◆ **Exercise directions**
Collect every line of the records below that contains the word "highly".

++++++++++++++++++++

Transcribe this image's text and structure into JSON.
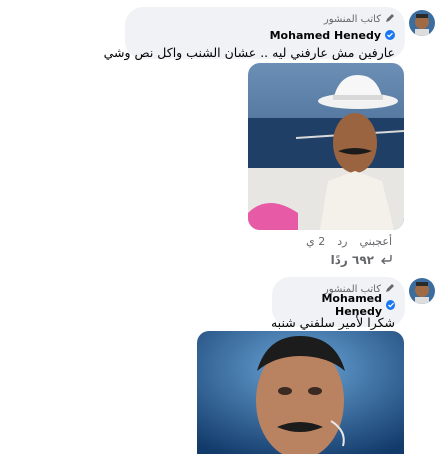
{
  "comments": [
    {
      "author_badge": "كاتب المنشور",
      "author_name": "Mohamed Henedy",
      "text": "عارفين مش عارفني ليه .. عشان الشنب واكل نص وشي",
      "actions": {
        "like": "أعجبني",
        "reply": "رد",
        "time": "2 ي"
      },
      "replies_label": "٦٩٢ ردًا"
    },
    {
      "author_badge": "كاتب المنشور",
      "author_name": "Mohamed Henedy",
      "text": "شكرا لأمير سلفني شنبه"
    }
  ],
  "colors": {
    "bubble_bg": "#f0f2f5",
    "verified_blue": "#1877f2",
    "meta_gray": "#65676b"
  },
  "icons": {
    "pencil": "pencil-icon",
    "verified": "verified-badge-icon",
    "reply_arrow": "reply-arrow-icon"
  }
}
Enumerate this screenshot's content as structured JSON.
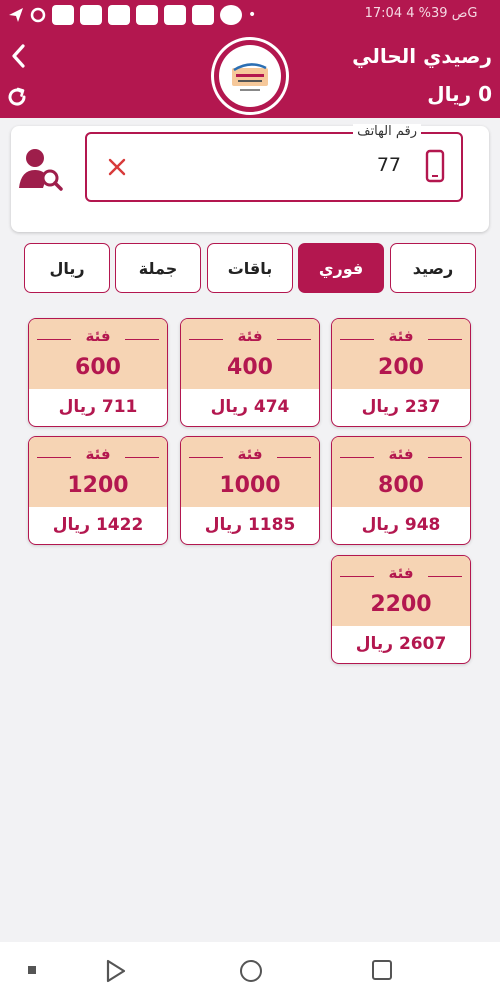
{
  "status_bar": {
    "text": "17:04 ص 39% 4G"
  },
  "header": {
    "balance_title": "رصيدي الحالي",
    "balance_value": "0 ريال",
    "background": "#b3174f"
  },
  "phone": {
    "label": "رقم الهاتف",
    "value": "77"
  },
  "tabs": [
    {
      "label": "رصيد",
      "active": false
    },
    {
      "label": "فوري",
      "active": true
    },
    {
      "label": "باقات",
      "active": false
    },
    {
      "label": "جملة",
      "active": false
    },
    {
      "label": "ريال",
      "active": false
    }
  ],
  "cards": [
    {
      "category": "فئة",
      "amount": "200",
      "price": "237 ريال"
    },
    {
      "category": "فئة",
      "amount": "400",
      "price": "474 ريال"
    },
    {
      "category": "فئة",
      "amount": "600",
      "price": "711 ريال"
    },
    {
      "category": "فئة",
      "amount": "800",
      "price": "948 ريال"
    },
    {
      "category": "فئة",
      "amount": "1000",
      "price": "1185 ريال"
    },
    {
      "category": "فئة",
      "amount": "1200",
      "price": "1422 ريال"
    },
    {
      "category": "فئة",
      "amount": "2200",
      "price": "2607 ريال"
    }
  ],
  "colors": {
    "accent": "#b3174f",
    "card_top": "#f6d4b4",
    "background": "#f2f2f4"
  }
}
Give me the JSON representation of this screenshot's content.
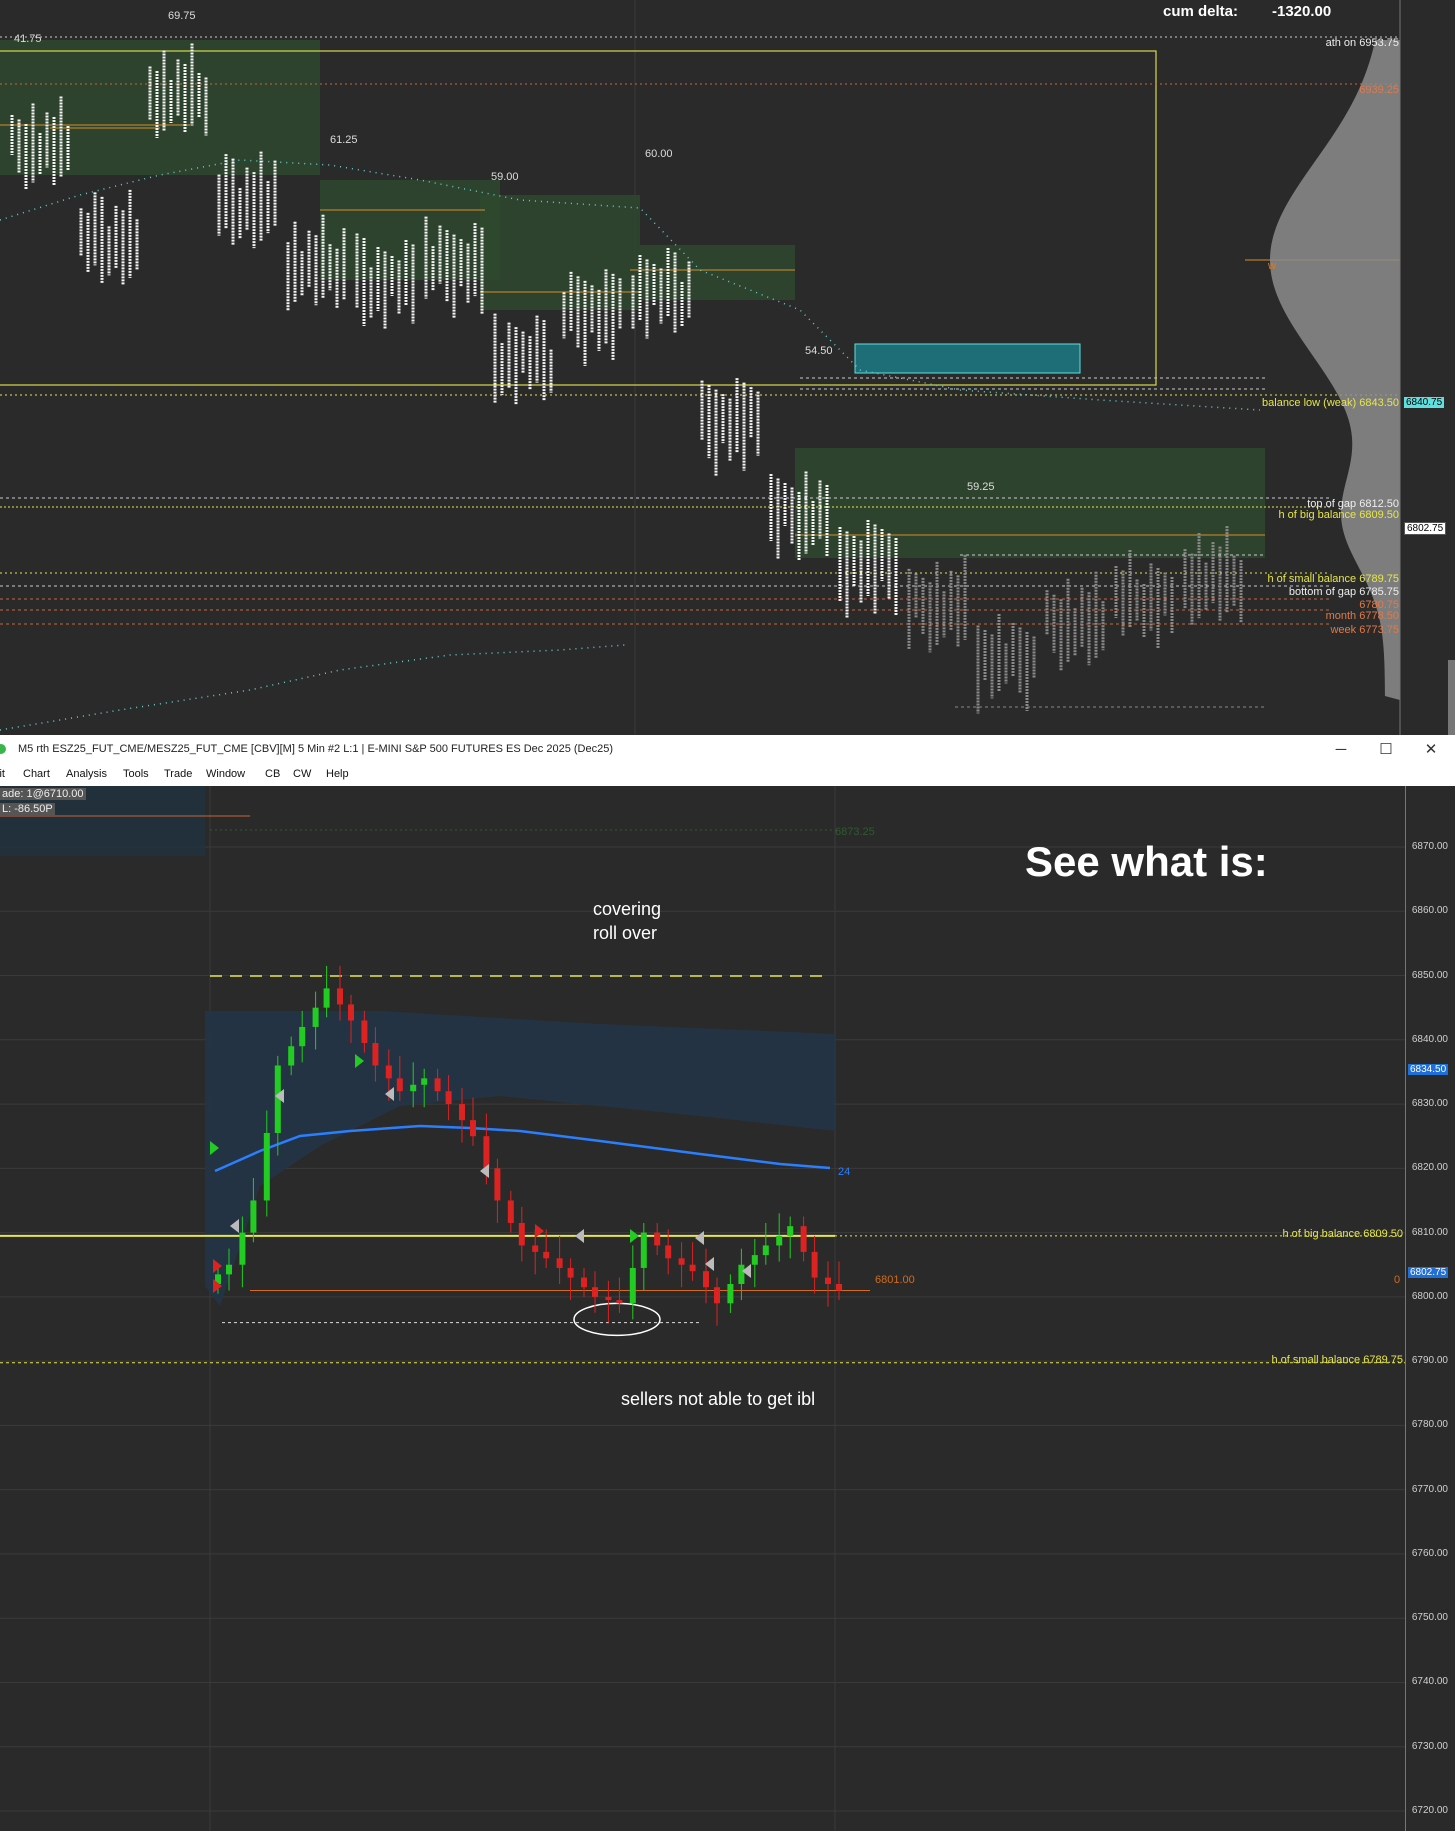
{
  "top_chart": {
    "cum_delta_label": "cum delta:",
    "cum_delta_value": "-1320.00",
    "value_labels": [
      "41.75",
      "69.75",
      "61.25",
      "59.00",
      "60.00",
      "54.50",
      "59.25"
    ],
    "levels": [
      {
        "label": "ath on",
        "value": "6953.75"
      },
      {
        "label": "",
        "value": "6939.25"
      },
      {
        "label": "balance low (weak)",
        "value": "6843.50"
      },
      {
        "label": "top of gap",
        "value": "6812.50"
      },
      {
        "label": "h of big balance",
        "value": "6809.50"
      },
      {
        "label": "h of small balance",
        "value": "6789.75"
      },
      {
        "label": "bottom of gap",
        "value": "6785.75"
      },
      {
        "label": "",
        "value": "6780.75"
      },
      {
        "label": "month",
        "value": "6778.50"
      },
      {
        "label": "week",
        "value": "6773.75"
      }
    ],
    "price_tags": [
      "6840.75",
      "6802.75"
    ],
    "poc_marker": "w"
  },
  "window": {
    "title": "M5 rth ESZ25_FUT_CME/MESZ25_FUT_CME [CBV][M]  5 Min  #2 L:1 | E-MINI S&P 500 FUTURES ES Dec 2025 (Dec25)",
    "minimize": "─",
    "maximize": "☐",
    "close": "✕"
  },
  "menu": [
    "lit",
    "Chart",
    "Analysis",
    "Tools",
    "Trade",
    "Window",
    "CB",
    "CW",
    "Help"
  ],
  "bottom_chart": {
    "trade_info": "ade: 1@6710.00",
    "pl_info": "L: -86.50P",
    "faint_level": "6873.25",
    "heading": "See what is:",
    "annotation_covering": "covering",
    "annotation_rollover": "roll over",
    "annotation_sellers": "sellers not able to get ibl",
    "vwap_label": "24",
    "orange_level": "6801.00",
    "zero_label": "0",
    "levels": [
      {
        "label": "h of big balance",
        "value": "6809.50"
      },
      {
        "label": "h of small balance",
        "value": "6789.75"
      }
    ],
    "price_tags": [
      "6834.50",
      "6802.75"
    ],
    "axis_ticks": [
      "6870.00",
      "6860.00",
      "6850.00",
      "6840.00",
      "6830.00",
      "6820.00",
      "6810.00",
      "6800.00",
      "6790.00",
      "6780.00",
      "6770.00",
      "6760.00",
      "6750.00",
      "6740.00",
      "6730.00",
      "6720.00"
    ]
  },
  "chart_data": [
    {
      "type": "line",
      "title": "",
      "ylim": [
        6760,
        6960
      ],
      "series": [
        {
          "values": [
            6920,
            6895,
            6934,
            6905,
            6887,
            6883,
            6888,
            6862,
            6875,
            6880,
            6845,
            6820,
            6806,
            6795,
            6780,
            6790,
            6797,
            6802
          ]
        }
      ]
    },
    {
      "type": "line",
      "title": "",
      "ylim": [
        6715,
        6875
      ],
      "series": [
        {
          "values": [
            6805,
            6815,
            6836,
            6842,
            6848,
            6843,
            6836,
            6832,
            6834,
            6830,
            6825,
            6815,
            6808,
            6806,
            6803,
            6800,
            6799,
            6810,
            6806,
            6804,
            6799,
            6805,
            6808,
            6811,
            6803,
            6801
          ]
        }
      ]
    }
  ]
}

++++++++++++++++++++

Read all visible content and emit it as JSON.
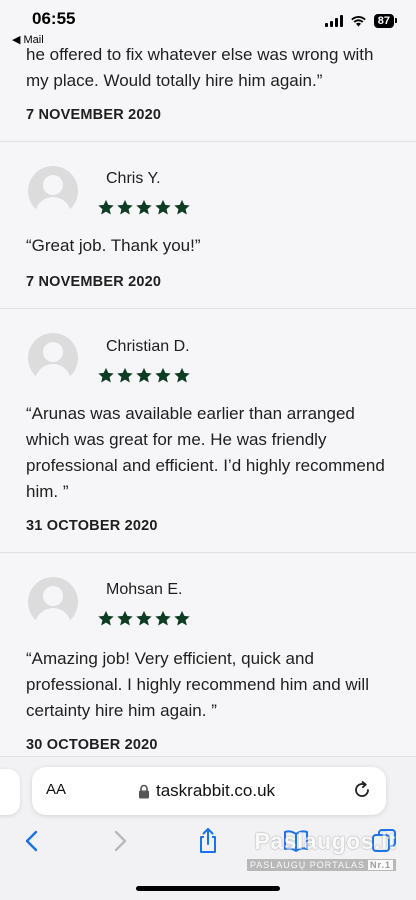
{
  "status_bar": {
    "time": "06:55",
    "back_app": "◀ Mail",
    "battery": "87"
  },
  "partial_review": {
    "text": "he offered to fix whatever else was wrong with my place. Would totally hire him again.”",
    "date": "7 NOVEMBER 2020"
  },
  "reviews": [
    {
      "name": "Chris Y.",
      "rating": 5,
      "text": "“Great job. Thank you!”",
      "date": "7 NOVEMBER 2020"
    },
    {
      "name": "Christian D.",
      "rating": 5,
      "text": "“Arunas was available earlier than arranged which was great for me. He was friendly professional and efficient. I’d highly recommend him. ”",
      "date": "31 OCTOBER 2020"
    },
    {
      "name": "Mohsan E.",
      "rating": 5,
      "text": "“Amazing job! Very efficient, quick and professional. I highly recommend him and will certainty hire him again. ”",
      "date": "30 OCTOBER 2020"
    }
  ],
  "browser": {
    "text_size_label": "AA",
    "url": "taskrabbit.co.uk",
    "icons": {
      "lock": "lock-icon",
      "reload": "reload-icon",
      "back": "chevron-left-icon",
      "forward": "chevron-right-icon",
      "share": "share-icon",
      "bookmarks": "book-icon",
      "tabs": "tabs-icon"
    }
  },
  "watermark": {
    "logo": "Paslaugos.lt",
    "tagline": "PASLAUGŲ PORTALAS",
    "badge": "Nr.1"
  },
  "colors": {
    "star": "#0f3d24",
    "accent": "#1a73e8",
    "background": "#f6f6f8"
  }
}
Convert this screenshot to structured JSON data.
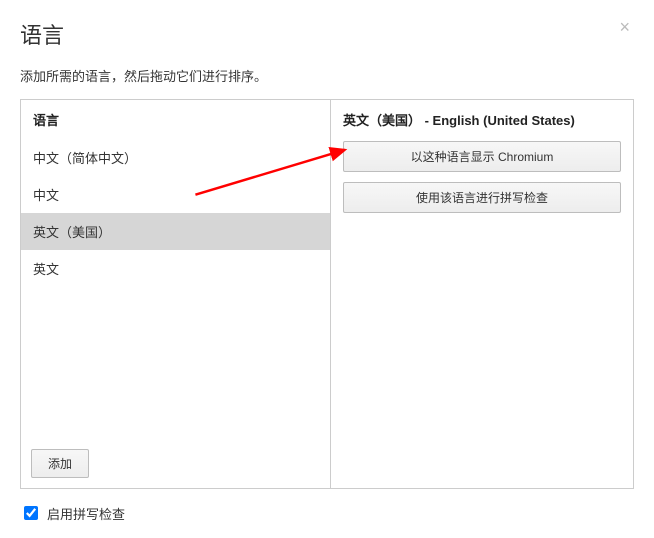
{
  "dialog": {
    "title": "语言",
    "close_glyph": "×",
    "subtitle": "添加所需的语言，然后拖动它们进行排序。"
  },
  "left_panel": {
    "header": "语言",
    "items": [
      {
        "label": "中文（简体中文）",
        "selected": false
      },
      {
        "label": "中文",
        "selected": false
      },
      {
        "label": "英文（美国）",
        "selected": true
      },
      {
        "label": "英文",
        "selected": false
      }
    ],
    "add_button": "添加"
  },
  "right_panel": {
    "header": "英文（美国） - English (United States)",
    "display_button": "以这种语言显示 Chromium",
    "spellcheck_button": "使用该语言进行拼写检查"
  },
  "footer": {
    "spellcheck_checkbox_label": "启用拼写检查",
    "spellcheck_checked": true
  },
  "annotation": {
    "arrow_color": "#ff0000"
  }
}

++++++++++++++++++++

◆ **Output for this task**
      "text": "“Arunas was available earlier than arranged which was great for me. He was friendly professional and efficient. I’d highly recommend him. ”",
      "text": "“Amazing job! Very efficient, quick and professional. I highly recommend him and will certainty hire him again. ”",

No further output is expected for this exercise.